Input material:
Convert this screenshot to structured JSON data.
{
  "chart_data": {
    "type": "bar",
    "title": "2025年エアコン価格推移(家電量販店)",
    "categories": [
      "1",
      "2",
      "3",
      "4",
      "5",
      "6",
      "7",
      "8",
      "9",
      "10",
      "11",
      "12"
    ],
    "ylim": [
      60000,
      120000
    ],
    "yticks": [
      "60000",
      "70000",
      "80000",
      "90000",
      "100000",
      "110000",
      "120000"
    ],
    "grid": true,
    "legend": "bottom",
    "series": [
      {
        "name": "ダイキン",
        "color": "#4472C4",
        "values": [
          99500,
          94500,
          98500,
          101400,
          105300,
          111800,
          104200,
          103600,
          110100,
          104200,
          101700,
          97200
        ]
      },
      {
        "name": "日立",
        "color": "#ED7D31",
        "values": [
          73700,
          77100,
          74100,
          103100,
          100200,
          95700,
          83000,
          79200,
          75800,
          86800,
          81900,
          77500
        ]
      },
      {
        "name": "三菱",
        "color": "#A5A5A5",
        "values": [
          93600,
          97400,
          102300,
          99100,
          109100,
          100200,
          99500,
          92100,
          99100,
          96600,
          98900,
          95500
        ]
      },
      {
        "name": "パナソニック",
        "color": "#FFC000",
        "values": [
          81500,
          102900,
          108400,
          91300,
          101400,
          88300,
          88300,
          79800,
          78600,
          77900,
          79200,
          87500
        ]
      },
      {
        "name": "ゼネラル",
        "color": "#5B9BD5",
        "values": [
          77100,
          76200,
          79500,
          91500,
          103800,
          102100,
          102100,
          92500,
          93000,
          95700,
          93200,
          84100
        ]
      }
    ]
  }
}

Work to do:
In full and verbatim, repeat the records given above.

Finished exercise:
Convert this screenshot to structured JSON data.
{
  "chart_data": {
    "type": "bar",
    "title": "2025年エアコン価格推移(家電量販店)",
    "categories": [
      "1",
      "2",
      "3",
      "4",
      "5",
      "6",
      "7",
      "8",
      "9",
      "10",
      "11",
      "12"
    ],
    "ylim": [
      60000,
      120000
    ],
    "yticks": [
      "60000",
      "70000",
      "80000",
      "90000",
      "100000",
      "110000",
      "120000"
    ],
    "grid": true,
    "legend": "bottom",
    "series": [
      {
        "name": "ダイキン",
        "color": "#4472C4",
        "values": [
          99500,
          94500,
          98500,
          101400,
          105300,
          111800,
          104200,
          103600,
          110100,
          104200,
          101700,
          97200
        ]
      },
      {
        "name": "日立",
        "color": "#ED7D31",
        "values": [
          73700,
          77100,
          74100,
          103100,
          100200,
          95700,
          83000,
          79200,
          75800,
          86800,
          81900,
          77500
        ]
      },
      {
        "name": "三菱",
        "color": "#A5A5A5",
        "values": [
          93600,
          97400,
          102300,
          99100,
          109100,
          100200,
          99500,
          92100,
          99100,
          96600,
          98900,
          95500
        ]
      },
      {
        "name": "パナソニック",
        "color": "#FFC000",
        "values": [
          81500,
          102900,
          108400,
          91300,
          101400,
          88300,
          88300,
          79800,
          78600,
          77900,
          79200,
          87500
        ]
      },
      {
        "name": "ゼネラル",
        "color": "#5B9BD5",
        "values": [
          77100,
          76200,
          79500,
          91500,
          103800,
          102100,
          102100,
          92500,
          93000,
          95700,
          93200,
          84100
        ]
      }
    ]
  }
}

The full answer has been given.